● Task to carry out: Read through the entries below and return each line with the word "name".
[START OF Records for the task]
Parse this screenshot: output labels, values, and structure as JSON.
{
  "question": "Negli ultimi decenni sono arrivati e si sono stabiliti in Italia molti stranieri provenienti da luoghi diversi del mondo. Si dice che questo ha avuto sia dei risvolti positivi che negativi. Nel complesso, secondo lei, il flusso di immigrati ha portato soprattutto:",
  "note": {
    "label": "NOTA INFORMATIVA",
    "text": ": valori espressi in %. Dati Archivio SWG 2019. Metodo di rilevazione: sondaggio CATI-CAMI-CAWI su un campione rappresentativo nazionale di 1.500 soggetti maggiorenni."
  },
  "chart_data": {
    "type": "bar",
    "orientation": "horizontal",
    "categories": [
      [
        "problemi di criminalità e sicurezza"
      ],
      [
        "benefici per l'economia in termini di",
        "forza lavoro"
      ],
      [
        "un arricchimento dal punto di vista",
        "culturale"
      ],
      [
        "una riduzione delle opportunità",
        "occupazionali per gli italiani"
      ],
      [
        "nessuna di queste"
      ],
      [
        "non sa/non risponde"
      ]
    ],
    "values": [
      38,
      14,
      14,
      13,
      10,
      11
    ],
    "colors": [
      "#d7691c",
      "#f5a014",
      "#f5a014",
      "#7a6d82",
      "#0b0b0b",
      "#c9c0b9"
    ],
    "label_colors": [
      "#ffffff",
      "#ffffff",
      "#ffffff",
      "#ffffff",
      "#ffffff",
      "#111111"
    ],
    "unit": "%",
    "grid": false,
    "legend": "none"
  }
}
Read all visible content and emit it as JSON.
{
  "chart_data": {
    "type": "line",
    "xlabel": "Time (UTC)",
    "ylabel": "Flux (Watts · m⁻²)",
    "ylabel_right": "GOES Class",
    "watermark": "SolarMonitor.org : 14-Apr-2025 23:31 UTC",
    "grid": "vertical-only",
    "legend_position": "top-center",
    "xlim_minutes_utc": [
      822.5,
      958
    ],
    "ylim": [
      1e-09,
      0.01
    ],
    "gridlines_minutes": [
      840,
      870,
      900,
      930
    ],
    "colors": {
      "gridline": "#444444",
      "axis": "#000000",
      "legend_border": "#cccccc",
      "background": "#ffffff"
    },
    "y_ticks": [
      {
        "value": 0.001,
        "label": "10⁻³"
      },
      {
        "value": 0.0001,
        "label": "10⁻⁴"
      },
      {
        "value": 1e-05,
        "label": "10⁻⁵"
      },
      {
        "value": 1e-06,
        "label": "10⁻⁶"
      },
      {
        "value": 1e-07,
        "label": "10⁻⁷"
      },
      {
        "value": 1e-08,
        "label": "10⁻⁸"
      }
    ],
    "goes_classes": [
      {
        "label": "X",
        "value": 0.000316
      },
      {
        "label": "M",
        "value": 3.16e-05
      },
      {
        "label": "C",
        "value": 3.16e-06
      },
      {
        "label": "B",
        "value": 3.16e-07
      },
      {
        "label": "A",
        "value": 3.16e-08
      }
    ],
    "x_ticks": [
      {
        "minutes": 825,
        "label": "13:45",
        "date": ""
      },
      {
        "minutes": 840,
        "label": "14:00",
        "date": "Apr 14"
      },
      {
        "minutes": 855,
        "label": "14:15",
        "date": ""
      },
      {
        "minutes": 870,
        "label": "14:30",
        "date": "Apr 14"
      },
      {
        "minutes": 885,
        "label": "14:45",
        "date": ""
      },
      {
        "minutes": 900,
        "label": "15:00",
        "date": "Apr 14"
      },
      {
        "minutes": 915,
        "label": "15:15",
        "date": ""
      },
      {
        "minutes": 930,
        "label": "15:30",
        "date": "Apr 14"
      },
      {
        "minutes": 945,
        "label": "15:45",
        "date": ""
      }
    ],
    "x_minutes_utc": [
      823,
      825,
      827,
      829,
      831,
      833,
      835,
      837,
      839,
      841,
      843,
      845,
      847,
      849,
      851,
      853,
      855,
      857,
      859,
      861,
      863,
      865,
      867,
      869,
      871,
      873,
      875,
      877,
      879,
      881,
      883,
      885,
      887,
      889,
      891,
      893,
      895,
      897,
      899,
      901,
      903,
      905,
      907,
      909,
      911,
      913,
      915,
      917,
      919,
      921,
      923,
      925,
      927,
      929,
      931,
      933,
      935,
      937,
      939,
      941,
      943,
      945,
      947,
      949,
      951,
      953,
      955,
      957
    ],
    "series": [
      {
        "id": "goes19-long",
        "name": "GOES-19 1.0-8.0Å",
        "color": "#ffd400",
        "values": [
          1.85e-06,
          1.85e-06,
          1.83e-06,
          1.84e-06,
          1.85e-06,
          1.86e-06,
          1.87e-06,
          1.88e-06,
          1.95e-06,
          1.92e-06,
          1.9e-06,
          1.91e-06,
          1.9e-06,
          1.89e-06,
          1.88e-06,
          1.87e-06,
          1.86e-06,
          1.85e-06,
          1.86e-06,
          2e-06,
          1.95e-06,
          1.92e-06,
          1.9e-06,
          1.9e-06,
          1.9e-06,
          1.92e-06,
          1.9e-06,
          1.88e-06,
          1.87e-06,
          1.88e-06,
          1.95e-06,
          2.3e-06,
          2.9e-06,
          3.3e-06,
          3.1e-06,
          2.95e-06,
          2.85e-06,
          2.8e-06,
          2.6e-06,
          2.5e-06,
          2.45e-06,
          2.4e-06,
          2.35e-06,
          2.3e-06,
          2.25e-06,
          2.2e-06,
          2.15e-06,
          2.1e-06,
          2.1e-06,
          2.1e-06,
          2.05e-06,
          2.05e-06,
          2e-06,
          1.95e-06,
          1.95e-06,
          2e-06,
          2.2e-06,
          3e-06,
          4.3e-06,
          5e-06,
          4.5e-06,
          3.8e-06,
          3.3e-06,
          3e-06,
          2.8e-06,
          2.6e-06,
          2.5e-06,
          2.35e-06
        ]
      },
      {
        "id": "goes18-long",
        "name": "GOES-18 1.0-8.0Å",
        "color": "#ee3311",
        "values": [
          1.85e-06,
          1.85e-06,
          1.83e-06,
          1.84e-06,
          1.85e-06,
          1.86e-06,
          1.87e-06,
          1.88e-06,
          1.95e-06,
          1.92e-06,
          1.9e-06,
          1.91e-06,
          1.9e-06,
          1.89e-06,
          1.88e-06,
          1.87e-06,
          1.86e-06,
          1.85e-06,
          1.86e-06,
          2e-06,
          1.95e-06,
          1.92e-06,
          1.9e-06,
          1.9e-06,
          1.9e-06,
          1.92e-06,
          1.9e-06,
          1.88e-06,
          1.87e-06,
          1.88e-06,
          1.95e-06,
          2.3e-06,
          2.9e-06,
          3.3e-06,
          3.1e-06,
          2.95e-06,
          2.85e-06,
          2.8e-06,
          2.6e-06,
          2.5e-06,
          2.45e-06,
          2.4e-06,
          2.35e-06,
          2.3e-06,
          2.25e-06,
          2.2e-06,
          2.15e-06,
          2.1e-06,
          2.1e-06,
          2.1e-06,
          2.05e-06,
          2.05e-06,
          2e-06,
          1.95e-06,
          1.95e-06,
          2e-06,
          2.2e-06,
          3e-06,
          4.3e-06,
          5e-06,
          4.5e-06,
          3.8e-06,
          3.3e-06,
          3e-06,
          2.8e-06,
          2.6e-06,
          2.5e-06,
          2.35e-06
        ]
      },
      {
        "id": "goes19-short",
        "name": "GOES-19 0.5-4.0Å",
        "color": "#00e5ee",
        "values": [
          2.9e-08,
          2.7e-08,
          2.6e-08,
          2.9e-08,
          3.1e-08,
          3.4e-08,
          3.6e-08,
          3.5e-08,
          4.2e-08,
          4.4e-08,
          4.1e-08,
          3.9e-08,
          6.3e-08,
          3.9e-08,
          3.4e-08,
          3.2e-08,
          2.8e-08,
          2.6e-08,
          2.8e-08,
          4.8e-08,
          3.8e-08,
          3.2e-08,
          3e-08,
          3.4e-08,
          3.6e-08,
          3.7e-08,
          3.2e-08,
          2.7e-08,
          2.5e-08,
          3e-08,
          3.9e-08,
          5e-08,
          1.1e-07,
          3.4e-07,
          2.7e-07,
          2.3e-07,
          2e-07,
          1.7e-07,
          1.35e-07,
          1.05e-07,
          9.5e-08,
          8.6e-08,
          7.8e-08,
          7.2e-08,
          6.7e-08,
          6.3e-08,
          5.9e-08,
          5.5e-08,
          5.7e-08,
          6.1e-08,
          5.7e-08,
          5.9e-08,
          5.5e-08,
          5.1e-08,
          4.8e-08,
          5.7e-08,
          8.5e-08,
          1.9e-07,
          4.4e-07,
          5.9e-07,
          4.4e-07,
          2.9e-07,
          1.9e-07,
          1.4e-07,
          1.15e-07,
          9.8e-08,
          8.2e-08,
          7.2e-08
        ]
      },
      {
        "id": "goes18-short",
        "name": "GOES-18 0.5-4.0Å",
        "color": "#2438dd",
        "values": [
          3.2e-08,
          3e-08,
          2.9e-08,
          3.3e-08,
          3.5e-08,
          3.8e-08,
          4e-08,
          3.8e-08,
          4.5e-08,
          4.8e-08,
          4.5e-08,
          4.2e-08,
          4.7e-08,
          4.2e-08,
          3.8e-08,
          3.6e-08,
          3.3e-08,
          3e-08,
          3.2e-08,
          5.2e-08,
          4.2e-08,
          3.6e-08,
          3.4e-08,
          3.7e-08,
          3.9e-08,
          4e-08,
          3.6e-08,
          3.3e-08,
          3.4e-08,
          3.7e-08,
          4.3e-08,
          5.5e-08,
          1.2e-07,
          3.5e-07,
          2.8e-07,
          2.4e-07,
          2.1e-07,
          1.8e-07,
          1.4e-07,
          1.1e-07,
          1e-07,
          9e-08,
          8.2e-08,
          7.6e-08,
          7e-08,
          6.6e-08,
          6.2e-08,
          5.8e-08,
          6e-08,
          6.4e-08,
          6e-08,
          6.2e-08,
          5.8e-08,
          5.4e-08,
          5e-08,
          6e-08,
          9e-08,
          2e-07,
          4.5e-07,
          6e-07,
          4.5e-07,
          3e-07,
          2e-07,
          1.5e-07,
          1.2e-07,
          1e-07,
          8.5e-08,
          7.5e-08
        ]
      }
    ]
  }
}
[END OF Records for the task]
● Result of the exercise:
        "name": "GOES-19 1.0-8.0Å",
        "name": "GOES-18 1.0-8.0Å",
        "name": "GOES-19 0.5-4.0Å",
        "name": "GOES-18 0.5-4.0Å",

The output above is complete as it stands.